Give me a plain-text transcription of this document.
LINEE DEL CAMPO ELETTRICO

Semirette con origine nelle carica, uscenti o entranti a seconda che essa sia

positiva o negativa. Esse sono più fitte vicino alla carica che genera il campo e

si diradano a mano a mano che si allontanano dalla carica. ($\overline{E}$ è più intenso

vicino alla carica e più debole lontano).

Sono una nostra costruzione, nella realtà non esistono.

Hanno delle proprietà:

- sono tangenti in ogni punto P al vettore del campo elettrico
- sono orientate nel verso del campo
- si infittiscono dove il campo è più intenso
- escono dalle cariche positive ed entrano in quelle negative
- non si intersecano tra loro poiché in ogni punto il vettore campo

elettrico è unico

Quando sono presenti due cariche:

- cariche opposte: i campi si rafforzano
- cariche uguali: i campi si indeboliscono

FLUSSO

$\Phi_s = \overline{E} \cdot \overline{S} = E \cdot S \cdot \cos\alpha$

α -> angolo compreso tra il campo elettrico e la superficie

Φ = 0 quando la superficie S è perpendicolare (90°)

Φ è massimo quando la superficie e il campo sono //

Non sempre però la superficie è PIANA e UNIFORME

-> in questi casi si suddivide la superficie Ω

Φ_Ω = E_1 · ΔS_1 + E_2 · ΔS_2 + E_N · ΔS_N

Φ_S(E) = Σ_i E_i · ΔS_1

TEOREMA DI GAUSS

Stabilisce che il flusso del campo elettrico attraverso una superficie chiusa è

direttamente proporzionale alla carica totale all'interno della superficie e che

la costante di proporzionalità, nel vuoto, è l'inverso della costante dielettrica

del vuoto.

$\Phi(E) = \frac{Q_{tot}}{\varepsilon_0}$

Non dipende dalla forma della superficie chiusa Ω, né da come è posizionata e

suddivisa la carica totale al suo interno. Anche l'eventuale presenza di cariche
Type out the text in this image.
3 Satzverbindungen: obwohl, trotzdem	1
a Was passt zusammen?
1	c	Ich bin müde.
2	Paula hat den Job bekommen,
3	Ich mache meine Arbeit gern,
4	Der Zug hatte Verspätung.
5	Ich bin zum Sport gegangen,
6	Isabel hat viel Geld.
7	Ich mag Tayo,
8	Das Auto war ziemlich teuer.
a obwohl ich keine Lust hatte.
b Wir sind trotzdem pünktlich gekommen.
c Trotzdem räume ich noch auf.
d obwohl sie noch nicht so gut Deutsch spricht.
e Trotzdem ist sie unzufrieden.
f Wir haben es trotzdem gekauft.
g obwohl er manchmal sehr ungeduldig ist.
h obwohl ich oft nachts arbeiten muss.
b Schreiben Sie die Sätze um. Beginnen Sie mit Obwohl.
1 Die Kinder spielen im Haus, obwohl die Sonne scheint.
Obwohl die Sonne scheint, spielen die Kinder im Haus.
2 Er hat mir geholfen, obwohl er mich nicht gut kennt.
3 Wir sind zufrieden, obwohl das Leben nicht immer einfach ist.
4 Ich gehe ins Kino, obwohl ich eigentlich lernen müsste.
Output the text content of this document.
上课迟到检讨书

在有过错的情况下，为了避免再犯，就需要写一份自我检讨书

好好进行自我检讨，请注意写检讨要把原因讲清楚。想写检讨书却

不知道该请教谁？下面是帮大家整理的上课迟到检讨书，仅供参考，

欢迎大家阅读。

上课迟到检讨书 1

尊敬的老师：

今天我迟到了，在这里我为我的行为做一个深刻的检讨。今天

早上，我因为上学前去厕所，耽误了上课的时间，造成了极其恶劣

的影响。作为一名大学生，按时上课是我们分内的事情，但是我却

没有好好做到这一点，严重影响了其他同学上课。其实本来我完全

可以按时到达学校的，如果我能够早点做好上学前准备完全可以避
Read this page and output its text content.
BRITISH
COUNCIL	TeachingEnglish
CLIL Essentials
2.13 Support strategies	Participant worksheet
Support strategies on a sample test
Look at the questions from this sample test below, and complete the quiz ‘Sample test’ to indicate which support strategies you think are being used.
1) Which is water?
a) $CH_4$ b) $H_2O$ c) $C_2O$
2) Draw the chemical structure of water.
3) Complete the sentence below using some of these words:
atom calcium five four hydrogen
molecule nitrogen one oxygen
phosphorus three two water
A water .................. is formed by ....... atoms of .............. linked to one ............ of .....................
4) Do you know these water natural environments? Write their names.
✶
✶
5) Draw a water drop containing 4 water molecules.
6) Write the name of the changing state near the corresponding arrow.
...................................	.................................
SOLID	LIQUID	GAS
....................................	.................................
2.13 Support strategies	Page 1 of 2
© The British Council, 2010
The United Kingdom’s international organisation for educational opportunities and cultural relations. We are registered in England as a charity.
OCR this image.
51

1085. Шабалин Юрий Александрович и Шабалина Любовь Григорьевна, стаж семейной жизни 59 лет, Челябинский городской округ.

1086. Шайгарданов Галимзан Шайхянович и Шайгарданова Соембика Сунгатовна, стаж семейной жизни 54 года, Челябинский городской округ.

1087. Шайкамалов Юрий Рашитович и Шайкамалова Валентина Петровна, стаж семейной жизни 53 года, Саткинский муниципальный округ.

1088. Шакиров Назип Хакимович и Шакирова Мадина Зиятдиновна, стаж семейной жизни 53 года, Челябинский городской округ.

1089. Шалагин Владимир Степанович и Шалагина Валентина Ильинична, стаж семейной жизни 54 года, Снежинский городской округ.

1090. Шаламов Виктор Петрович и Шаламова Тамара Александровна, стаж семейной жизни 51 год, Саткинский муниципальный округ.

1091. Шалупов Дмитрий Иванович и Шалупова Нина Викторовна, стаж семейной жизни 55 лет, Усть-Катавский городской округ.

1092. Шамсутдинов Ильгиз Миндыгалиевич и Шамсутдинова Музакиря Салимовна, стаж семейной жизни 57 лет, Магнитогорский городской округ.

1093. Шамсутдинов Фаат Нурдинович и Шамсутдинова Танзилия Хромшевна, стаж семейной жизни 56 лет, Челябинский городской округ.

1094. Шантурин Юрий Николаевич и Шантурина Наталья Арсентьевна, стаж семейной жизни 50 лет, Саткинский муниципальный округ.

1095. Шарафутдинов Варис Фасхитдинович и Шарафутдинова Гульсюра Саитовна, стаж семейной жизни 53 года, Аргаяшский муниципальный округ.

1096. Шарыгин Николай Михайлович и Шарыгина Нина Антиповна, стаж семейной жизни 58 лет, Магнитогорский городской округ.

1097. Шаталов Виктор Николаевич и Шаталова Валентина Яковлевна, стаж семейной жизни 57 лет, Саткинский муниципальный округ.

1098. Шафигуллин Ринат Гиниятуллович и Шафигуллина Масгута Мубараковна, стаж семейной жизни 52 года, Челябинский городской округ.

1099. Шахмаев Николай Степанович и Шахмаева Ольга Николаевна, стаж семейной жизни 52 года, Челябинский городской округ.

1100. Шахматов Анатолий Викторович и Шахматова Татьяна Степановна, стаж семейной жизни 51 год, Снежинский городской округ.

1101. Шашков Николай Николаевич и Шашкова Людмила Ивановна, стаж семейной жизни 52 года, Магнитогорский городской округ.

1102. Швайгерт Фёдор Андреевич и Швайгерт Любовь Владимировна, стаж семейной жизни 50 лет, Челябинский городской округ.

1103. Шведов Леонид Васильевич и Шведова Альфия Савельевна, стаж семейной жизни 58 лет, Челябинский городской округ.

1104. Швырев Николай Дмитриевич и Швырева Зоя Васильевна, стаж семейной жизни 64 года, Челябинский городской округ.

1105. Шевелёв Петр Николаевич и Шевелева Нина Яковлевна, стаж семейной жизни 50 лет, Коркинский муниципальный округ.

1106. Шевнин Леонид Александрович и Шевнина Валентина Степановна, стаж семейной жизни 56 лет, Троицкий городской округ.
+ + + +
What to produce: Write the complete data out, exactly as above.

Written response:
Give me a plain-text transcription of this document.
LINEE DEL CAMPO ELETTRICO

Semirette con origine nelle carica, uscenti o entranti a seconda che essa sia

positiva o negativa. Esse sono più fitte vicino alla carica che genera il campo e

si diradano a mano a mano che si allontanano dalla carica. ($\overline{E}$ è più intenso

vicino alla carica e più debole lontano).

Sono una nostra costruzione, nella realtà non esistono.

Hanno delle proprietà:

- sono tangenti in ogni punto P al vettore del campo elettrico
- sono orientate nel verso del campo
- si infittiscono dove il campo è più intenso
- escono dalle cariche positive ed entrano in quelle negative
- non si intersecano tra loro poiché in ogni punto il vettore campo

elettrico è unico

Quando sono presenti due cariche:

- cariche opposte: i campi si rafforzano
- cariche uguali: i campi si indeboliscono

FLUSSO

$\Phi_s = \overline{E} \cdot \overline{S} = E \cdot S \cdot \cos\alpha$

α -> angolo compreso tra il campo elettrico e la superficie

Φ = 0 quando la superficie S è perpendicolare (90°)

Φ è massimo quando la superficie e il campo sono //

Non sempre però la superficie è PIANA e UNIFORME

-> in questi casi si suddivide la superficie Ω

Φ_Ω = E_1 · ΔS_1 + E_2 · ΔS_2 + E_N · ΔS_N

Φ_S(E) = Σ_i E_i · ΔS_1

TEOREMA DI GAUSS

Stabilisce che il flusso del campo elettrico attraverso una superficie chiusa è

direttamente proporzionale alla carica totale all'interno della superficie e che

la costante di proporzionalità, nel vuoto, è l'inverso della costante dielettrica

del vuoto.

$\Phi(E) = \frac{Q_{tot}}{\varepsilon_0}$

Non dipende dalla forma della superficie chiusa Ω, né da come è posizionata e

suddivisa la carica totale al suo interno. Anche l'eventuale presenza di cariche
Type out the text in this image.
3 Satzverbindungen: obwohl, trotzdem	1
a Was passt zusammen?
1	c	Ich bin müde.
2	Paula hat den Job bekommen,
3	Ich mache meine Arbeit gern,
4	Der Zug hatte Verspätung.
5	Ich bin zum Sport gegangen,
6	Isabel hat viel Geld.
7	Ich mag Tayo,
8	Das Auto war ziemlich teuer.
a obwohl ich keine Lust hatte.
b Wir sind trotzdem pünktlich gekommen.
c Trotzdem räume ich noch auf.
d obwohl sie noch nicht so gut Deutsch spricht.
e Trotzdem ist sie unzufrieden.
f Wir haben es trotzdem gekauft.
g obwohl er manchmal sehr ungeduldig ist.
h obwohl ich oft nachts arbeiten muss.
b Schreiben Sie die Sätze um. Beginnen Sie mit Obwohl.
1 Die Kinder spielen im Haus, obwohl die Sonne scheint.
Obwohl die Sonne scheint, spielen die Kinder im Haus.
2 Er hat mir geholfen, obwohl er mich nicht gut kennt.
3 Wir sind zufrieden, obwohl das Leben nicht immer einfach ist.
4 Ich gehe ins Kino, obwohl ich eigentlich lernen müsste.
Output the text content of this document.
上课迟到检讨书

在有过错的情况下，为了避免再犯，就需要写一份自我检讨书

好好进行自我检讨，请注意写检讨要把原因讲清楚。想写检讨书却

不知道该请教谁？下面是帮大家整理的上课迟到检讨书，仅供参考，

欢迎大家阅读。

上课迟到检讨书 1

尊敬的老师：

今天我迟到了，在这里我为我的行为做一个深刻的检讨。今天

早上，我因为上学前去厕所，耽误了上课的时间，造成了极其恶劣

的影响。作为一名大学生，按时上课是我们分内的事情，但是我却

没有好好做到这一点，严重影响了其他同学上课。其实本来我完全

可以按时到达学校的，如果我能够早点做好上学前准备完全可以避
Read this page and output its text content.
BRITISH
COUNCIL	TeachingEnglish
CLIL Essentials
2.13 Support strategies	Participant worksheet
Support strategies on a sample test
Look at the questions from this sample test below, and complete the quiz ‘Sample test’ to indicate which support strategies you think are being used.
1) Which is water?
a) $CH_4$ b) $H_2O$ c) $C_2O$
2) Draw the chemical structure of water.
3) Complete the sentence below using some of these words:
atom calcium five four hydrogen
molecule nitrogen one oxygen
phosphorus three two water
A water .................. is formed by ....... atoms of .............. linked to one ............ of .....................
4) Do you know these water natural environments? Write their names.
✶
✶
5) Draw a water drop containing 4 water molecules.
6) Write the name of the changing state near the corresponding arrow.
...................................	.................................
SOLID	LIQUID	GAS
....................................	.................................
2.13 Support strategies	Page 1 of 2
© The British Council, 2010
The United Kingdom’s international organisation for educational opportunities and cultural relations. We are registered in England as a charity.
OCR this image.
51

1085. Шабалин Юрий Александрович и Шабалина Любовь Григорьевна, стаж семейной жизни 59 лет, Челябинский городской округ.

1086. Шайгарданов Галимзан Шайхянович и Шайгарданова Соембика Сунгатовна, стаж семейной жизни 54 года, Челябинский городской округ.

1087. Шайкамалов Юрий Рашитович и Шайкамалова Валентина Петровна, стаж семейной жизни 53 года, Саткинский муниципальный округ.

1088. Шакиров Назип Хакимович и Шакирова Мадина Зиятдиновна, стаж семейной жизни 53 года, Челябинский городской округ.

1089. Шалагин Владимир Степанович и Шалагина Валентина Ильинична, стаж семейной жизни 54 года, Снежинский городской округ.

1090. Шаламов Виктор Петрович и Шаламова Тамара Александровна, стаж семейной жизни 51 год, Саткинский муниципальный округ.

1091. Шалупов Дмитрий Иванович и Шалупова Нина Викторовна, стаж семейной жизни 55 лет, Усть-Катавский городской округ.

1092. Шамсутдинов Ильгиз Миндыгалиевич и Шамсутдинова Музакиря Салимовна, стаж семейной жизни 57 лет, Магнитогорский городской округ.

1093. Шамсутдинов Фаат Нурдинович и Шамсутдинова Танзилия Хромшевна, стаж семейной жизни 56 лет, Челябинский городской округ.

1094. Шантурин Юрий Николаевич и Шантурина Наталья Арсентьевна, стаж семейной жизни 50 лет, Саткинский муниципальный округ.

1095. Шарафутдинов Варис Фасхитдинович и Шарафутдинова Гульсюра Саитовна, стаж семейной жизни 53 года, Аргаяшский муниципальный округ.

1096. Шарыгин Николай Михайлович и Шарыгина Нина Антиповна, стаж семейной жизни 58 лет, Магнитогорский городской округ.

1097. Шаталов Виктор Николаевич и Шаталова Валентина Яковлевна, стаж семейной жизни 57 лет, Саткинский муниципальный округ.

1098. Шафигуллин Ринат Гиниятуллович и Шафигуллина Масгута Мубараковна, стаж семейной жизни 52 года, Челябинский городской округ.

1099. Шахмаев Николай Степанович и Шахмаева Ольга Николаевна, стаж семейной жизни 52 года, Челябинский городской округ.

1100. Шахматов Анатолий Викторович и Шахматова Татьяна Степановна, стаж семейной жизни 51 год, Снежинский городской округ.

1101. Шашков Николай Николаевич и Шашкова Людмила Ивановна, стаж семейной жизни 52 года, Магнитогорский городской округ.

1102. Швайгерт Фёдор Андреевич и Швайгерт Любовь Владимировна, стаж семейной жизни 50 лет, Челябинский городской округ.

1103. Шведов Леонид Васильевич и Шведова Альфия Савельевна, стаж семейной жизни 58 лет, Челябинский городской округ.

1104. Швырев Николай Дмитриевич и Швырева Зоя Васильевна, стаж семейной жизни 64 года, Челябинский городской округ.

1105. Шевелёв Петр Николаевич и Шевелева Нина Яковлевна, стаж семейной жизни 50 лет, Коркинский муниципальный округ.

1106. Шевнин Леонид Александрович и Шевнина Валентина Степановна, стаж семейной жизни 56 лет, Троицкий городской округ.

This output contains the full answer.